## SET PROBLEM
Return all of the lines below exactly as they are.
** Start of GIVEN RECORDS **
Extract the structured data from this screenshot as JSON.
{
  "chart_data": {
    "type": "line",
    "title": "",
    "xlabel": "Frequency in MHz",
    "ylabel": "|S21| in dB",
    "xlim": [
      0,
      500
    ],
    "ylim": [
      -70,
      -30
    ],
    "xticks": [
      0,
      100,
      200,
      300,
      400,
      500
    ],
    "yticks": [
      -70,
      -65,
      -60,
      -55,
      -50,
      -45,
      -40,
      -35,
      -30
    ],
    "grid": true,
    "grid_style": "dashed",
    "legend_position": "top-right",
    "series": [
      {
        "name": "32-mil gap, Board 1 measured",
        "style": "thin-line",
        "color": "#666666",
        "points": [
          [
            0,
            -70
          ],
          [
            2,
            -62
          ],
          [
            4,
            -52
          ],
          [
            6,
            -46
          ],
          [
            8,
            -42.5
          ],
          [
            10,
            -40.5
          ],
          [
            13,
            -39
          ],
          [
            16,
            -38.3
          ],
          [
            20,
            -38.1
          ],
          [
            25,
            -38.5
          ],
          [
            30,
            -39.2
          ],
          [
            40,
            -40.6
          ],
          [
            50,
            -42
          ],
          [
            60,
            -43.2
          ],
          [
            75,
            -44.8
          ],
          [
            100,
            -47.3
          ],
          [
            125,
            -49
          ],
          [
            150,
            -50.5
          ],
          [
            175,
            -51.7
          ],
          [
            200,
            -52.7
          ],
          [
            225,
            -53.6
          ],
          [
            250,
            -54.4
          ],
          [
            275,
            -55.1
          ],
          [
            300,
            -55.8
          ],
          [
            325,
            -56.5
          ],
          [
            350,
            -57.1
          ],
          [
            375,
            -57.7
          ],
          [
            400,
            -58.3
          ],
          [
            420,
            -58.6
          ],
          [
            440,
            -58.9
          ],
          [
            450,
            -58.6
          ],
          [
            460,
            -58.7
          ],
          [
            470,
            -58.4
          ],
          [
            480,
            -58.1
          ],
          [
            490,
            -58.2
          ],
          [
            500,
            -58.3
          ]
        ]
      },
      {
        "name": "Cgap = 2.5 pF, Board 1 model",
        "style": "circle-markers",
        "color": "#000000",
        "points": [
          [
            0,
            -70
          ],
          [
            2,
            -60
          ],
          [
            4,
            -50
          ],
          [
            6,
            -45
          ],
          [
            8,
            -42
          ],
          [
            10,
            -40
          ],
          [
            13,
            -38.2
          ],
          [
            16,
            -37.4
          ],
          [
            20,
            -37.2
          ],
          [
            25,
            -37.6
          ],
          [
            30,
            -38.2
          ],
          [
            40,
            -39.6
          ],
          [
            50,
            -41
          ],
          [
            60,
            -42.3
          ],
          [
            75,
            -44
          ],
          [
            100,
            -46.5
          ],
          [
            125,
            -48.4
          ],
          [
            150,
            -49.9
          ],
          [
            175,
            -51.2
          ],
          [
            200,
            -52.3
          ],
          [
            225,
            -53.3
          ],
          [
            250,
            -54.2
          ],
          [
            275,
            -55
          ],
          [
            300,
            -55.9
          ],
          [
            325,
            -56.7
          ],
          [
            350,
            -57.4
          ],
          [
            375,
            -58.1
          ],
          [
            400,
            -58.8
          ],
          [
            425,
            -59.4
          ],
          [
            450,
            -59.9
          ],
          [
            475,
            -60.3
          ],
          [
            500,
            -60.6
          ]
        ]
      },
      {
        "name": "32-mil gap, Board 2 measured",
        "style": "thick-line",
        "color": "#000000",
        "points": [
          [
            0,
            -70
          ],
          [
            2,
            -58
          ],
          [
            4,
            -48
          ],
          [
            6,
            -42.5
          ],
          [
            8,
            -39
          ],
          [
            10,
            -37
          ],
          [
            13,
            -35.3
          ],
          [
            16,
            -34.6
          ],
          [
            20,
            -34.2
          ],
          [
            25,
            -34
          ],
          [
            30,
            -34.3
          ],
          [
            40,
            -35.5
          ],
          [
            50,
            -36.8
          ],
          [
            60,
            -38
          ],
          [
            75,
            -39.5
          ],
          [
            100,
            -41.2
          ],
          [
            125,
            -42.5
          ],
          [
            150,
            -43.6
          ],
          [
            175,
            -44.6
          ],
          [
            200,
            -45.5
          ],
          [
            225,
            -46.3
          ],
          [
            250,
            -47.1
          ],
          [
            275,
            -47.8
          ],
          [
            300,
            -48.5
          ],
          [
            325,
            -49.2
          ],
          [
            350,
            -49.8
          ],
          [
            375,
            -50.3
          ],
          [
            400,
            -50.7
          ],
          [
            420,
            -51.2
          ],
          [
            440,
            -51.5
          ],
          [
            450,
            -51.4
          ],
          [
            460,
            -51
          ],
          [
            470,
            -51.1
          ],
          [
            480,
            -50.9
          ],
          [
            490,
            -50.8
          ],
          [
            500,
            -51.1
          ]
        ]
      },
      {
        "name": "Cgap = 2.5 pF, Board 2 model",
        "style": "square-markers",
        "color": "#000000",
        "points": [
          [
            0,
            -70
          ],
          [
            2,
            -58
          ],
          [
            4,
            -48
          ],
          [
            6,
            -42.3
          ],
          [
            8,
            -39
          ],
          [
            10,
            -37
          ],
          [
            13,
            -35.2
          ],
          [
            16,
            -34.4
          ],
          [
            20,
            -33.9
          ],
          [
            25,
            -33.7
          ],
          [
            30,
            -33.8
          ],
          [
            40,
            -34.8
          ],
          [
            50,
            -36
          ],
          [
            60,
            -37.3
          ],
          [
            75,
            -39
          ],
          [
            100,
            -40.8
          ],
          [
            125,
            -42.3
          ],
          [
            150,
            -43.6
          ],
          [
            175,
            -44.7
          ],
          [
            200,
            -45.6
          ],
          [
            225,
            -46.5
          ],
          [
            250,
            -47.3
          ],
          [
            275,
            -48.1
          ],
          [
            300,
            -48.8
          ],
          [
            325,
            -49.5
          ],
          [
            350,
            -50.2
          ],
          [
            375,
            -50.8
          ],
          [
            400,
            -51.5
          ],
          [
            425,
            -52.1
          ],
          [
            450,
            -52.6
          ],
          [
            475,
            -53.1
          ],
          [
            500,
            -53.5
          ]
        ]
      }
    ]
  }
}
** End of GIVEN RECORDS **
## THE OUTPUT
Extract the structured data from this screenshot as JSON.
{
  "chart_data": {
    "type": "line",
    "title": "",
    "xlabel": "Frequency in MHz",
    "ylabel": "|S21| in dB",
    "xlim": [
      0,
      500
    ],
    "ylim": [
      -70,
      -30
    ],
    "xticks": [
      0,
      100,
      200,
      300,
      400,
      500
    ],
    "yticks": [
      -70,
      -65,
      -60,
      -55,
      -50,
      -45,
      -40,
      -35,
      -30
    ],
    "grid": true,
    "grid_style": "dashed",
    "legend_position": "top-right",
    "series": [
      {
        "name": "32-mil gap, Board 1 measured",
        "style": "thin-line",
        "color": "#666666",
        "points": [
          [
            0,
            -70
          ],
          [
            2,
            -62
          ],
          [
            4,
            -52
          ],
          [
            6,
            -46
          ],
          [
            8,
            -42.5
          ],
          [
            10,
            -40.5
          ],
          [
            13,
            -39
          ],
          [
            16,
            -38.3
          ],
          [
            20,
            -38.1
          ],
          [
            25,
            -38.5
          ],
          [
            30,
            -39.2
          ],
          [
            40,
            -40.6
          ],
          [
            50,
            -42
          ],
          [
            60,
            -43.2
          ],
          [
            75,
            -44.8
          ],
          [
            100,
            -47.3
          ],
          [
            125,
            -49
          ],
          [
            150,
            -50.5
          ],
          [
            175,
            -51.7
          ],
          [
            200,
            -52.7
          ],
          [
            225,
            -53.6
          ],
          [
            250,
            -54.4
          ],
          [
            275,
            -55.1
          ],
          [
            300,
            -55.8
          ],
          [
            325,
            -56.5
          ],
          [
            350,
            -57.1
          ],
          [
            375,
            -57.7
          ],
          [
            400,
            -58.3
          ],
          [
            420,
            -58.6
          ],
          [
            440,
            -58.9
          ],
          [
            450,
            -58.6
          ],
          [
            460,
            -58.7
          ],
          [
            470,
            -58.4
          ],
          [
            480,
            -58.1
          ],
          [
            490,
            -58.2
          ],
          [
            500,
            -58.3
          ]
        ]
      },
      {
        "name": "Cgap = 2.5 pF, Board 1 model",
        "style": "circle-markers",
        "color": "#000000",
        "points": [
          [
            0,
            -70
          ],
          [
            2,
            -60
          ],
          [
            4,
            -50
          ],
          [
            6,
            -45
          ],
          [
            8,
            -42
          ],
          [
            10,
            -40
          ],
          [
            13,
            -38.2
          ],
          [
            16,
            -37.4
          ],
          [
            20,
            -37.2
          ],
          [
            25,
            -37.6
          ],
          [
            30,
            -38.2
          ],
          [
            40,
            -39.6
          ],
          [
            50,
            -41
          ],
          [
            60,
            -42.3
          ],
          [
            75,
            -44
          ],
          [
            100,
            -46.5
          ],
          [
            125,
            -48.4
          ],
          [
            150,
            -49.9
          ],
          [
            175,
            -51.2
          ],
          [
            200,
            -52.3
          ],
          [
            225,
            -53.3
          ],
          [
            250,
            -54.2
          ],
          [
            275,
            -55
          ],
          [
            300,
            -55.9
          ],
          [
            325,
            -56.7
          ],
          [
            350,
            -57.4
          ],
          [
            375,
            -58.1
          ],
          [
            400,
            -58.8
          ],
          [
            425,
            -59.4
          ],
          [
            450,
            -59.9
          ],
          [
            475,
            -60.3
          ],
          [
            500,
            -60.6
          ]
        ]
      },
      {
        "name": "32-mil gap, Board 2 measured",
        "style": "thick-line",
        "color": "#000000",
        "points": [
          [
            0,
            -70
          ],
          [
            2,
            -58
          ],
          [
            4,
            -48
          ],
          [
            6,
            -42.5
          ],
          [
            8,
            -39
          ],
          [
            10,
            -37
          ],
          [
            13,
            -35.3
          ],
          [
            16,
            -34.6
          ],
          [
            20,
            -34.2
          ],
          [
            25,
            -34
          ],
          [
            30,
            -34.3
          ],
          [
            40,
            -35.5
          ],
          [
            50,
            -36.8
          ],
          [
            60,
            -38
          ],
          [
            75,
            -39.5
          ],
          [
            100,
            -41.2
          ],
          [
            125,
            -42.5
          ],
          [
            150,
            -43.6
          ],
          [
            175,
            -44.6
          ],
          [
            200,
            -45.5
          ],
          [
            225,
            -46.3
          ],
          [
            250,
            -47.1
          ],
          [
            275,
            -47.8
          ],
          [
            300,
            -48.5
          ],
          [
            325,
            -49.2
          ],
          [
            350,
            -49.8
          ],
          [
            375,
            -50.3
          ],
          [
            400,
            -50.7
          ],
          [
            420,
            -51.2
          ],
          [
            440,
            -51.5
          ],
          [
            450,
            -51.4
          ],
          [
            460,
            -51
          ],
          [
            470,
            -51.1
          ],
          [
            480,
            -50.9
          ],
          [
            490,
            -50.8
          ],
          [
            500,
            -51.1
          ]
        ]
      },
      {
        "name": "Cgap = 2.5 pF, Board 2 model",
        "style": "square-markers",
        "color": "#000000",
        "points": [
          [
            0,
            -70
          ],
          [
            2,
            -58
          ],
          [
            4,
            -48
          ],
          [
            6,
            -42.3
          ],
          [
            8,
            -39
          ],
          [
            10,
            -37
          ],
          [
            13,
            -35.2
          ],
          [
            16,
            -34.4
          ],
          [
            20,
            -33.9
          ],
          [
            25,
            -33.7
          ],
          [
            30,
            -33.8
          ],
          [
            40,
            -34.8
          ],
          [
            50,
            -36
          ],
          [
            60,
            -37.3
          ],
          [
            75,
            -39
          ],
          [
            100,
            -40.8
          ],
          [
            125,
            -42.3
          ],
          [
            150,
            -43.6
          ],
          [
            175,
            -44.7
          ],
          [
            200,
            -45.6
          ],
          [
            225,
            -46.5
          ],
          [
            250,
            -47.3
          ],
          [
            275,
            -48.1
          ],
          [
            300,
            -48.8
          ],
          [
            325,
            -49.5
          ],
          [
            350,
            -50.2
          ],
          [
            375,
            -50.8
          ],
          [
            400,
            -51.5
          ],
          [
            425,
            -52.1
          ],
          [
            450,
            -52.6
          ],
          [
            475,
            -53.1
          ],
          [
            500,
            -53.5
          ]
        ]
      }
    ]
  }
}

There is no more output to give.